— Begin TEXT BLOCK —
BIOGRAPHIES
COMMEMORATIVE
BIOGRAPHICAL RECORD
OF THE COUNTIES OF
HURON AND LORAIN, OHIO
CONTAINING
Biographical Sketches of Prominent and Representative Citizens
and of Many of the Early Settled Families
ILLUSTRATED
CHICAGO
J. H. BEERS & CO.
1894
<
CLICK HERE to
RETURN to 1894 BIOGRAPHICAL INDEX
>
|
LANG FAMILY - See
J. H. LANG
Source: Commemorative Biographical
Record of the counties of Huron and Lorain, Ohio -
Illustrated_ Publ. Chicago: J. H. Beers & Co. - 1894
- Page 631 |
|
J. H. LANG.
The LANG FAMILY, of which this
gentleman is a worthy representative, and which was
at one time quite numerous in Huntington, Lorain
county, can trace their genealogy back to Plymouth
Rock.
The earliest known member of the family was one
Robert Lang, a seafaring man who came from
Scotland as early as 1630. He built a house at
Portsmouth, N. H., some time between 1635 and 1650,
which is still standing in a very good condition.
It was built of New Hampshire Pasture Oak. The
walls are bricked up between the studs with brick
brought from England, and the nails were hand made.
— End TEXT BLOCK —
CHALLENGE 1> Please say whether each statement agrees with the Lang family sketch, answering yes or no and quoting the words that decide it: (a) Robert Lang came from Scotland as early as 1630. (b) The house at Portsmouth was built of pine. (c) The bricks in the walls were made in New Hampshire.
CHALLENGE 2> Write the next few sentences of the Lang family sketch, starting after its final sentence.
You can do everything here without the records.
— Begin STORED ROWS —
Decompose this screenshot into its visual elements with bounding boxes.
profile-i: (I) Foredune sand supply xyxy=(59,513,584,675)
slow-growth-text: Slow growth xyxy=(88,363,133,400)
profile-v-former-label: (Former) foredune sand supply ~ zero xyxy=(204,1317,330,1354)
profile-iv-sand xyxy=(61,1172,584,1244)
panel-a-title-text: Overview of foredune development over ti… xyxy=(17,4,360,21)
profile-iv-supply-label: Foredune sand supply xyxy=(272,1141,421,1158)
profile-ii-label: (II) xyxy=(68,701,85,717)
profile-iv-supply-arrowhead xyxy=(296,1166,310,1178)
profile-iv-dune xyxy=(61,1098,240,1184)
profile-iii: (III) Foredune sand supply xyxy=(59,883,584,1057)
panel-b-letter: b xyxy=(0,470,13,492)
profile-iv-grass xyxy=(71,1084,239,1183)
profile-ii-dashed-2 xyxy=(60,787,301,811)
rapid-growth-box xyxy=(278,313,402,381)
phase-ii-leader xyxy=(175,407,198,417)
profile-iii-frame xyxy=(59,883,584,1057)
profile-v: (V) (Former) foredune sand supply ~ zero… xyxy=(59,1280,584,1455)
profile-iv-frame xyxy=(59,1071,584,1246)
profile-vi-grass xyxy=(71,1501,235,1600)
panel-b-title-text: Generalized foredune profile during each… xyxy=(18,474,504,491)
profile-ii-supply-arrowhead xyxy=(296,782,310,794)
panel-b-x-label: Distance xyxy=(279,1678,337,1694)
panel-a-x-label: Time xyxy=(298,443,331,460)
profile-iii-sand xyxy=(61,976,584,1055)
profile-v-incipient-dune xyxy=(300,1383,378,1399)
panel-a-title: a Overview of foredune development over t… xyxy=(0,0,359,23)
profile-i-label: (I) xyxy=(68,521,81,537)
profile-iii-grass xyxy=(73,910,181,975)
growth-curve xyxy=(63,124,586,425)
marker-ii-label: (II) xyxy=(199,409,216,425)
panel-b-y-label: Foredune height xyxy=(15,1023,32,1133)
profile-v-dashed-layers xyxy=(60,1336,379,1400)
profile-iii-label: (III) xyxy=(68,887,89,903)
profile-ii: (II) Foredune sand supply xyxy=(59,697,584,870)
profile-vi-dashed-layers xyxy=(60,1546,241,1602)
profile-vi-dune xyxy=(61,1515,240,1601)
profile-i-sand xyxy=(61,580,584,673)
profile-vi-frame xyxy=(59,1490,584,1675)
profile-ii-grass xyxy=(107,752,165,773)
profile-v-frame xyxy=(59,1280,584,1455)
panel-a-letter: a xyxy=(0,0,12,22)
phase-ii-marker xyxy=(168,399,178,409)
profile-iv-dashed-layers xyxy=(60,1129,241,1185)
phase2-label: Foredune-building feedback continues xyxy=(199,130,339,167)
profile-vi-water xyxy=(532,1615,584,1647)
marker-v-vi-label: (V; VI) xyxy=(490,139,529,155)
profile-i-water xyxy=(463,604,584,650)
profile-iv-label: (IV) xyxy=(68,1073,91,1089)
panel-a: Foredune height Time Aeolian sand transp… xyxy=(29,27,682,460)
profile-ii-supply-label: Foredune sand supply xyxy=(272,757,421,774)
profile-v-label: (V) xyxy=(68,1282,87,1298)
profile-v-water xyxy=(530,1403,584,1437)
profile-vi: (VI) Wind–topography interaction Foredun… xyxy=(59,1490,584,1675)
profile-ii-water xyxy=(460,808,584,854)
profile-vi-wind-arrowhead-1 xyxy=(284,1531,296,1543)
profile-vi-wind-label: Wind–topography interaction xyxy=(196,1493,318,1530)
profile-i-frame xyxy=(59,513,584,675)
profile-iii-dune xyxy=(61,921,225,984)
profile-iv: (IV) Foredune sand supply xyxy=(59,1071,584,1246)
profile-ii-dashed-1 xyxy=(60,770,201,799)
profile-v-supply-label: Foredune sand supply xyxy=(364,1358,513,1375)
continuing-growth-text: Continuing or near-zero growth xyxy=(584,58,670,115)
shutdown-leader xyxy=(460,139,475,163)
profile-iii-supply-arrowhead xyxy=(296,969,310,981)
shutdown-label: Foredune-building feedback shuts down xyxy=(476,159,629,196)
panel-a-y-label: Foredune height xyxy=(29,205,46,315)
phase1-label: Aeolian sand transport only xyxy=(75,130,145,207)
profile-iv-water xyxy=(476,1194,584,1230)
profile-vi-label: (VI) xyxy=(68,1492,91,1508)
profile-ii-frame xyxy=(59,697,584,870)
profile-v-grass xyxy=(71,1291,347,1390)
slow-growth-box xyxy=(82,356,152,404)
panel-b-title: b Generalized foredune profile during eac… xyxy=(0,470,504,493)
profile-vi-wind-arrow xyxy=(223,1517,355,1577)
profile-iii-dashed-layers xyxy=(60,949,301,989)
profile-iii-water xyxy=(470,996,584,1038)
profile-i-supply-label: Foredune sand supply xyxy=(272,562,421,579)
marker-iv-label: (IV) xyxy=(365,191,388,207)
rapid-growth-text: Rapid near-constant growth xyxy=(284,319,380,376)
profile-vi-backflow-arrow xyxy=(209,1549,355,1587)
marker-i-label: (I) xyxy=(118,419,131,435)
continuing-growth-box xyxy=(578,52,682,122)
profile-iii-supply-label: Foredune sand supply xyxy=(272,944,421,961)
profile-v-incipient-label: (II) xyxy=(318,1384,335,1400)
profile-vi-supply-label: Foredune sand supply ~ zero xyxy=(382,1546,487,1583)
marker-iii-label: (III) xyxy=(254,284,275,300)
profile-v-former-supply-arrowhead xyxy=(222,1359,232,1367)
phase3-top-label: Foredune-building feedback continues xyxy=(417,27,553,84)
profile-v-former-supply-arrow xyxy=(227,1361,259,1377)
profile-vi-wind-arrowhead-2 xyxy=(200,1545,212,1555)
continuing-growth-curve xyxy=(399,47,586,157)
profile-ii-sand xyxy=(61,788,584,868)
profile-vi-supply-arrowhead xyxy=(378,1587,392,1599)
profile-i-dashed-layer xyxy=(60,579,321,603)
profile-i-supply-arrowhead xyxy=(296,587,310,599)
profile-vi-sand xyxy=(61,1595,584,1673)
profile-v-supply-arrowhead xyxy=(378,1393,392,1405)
— End STORED ROWS —
EXERCISE ANSWER 1>
(a) Yes: "came from Scotland as early as 1630."
(b) No: "It was built of New Hampshire Pasture Oak."
(c) No: "brick brought from England."

EXERCISE ANSWER 2>
This house was occupied by English soldiers during
the King Philip war; was also occupied
by Governor Wentworth, and sheltered
General Washington when he visited New
England. This is one of the oldest houses in
the New England States, and relics of it are now in
the possession of some of the younger members of
this old family. The following line brings
this
family down to the present numerous generation:
First from Robert was John, then a second
John, who was a Revolutionary soldier.
Then Bickford, and a second Bickford,
who was a captain of militia in the war of 1812.
He was born in Rye, N. H, married Abigail Locke,
and settled in Epsom, N. H., where he reared a
numerous family. His eldest son William
was the first to leave the parent nest, and go to
what was then the “Far West.” His brother
Reuel soon followed, and both settled in
Huntington, Lorain county, about the year 1821,
being among the first settlers of that township.
David, another son of Bickford,
followed about 1835, and the father came in 1833,
all of them settling in Huntington. Another
son, John, settled in Ashland, Ohio, where he
was for a number of years a prosperous merchant and
business man, and where he died in 1847.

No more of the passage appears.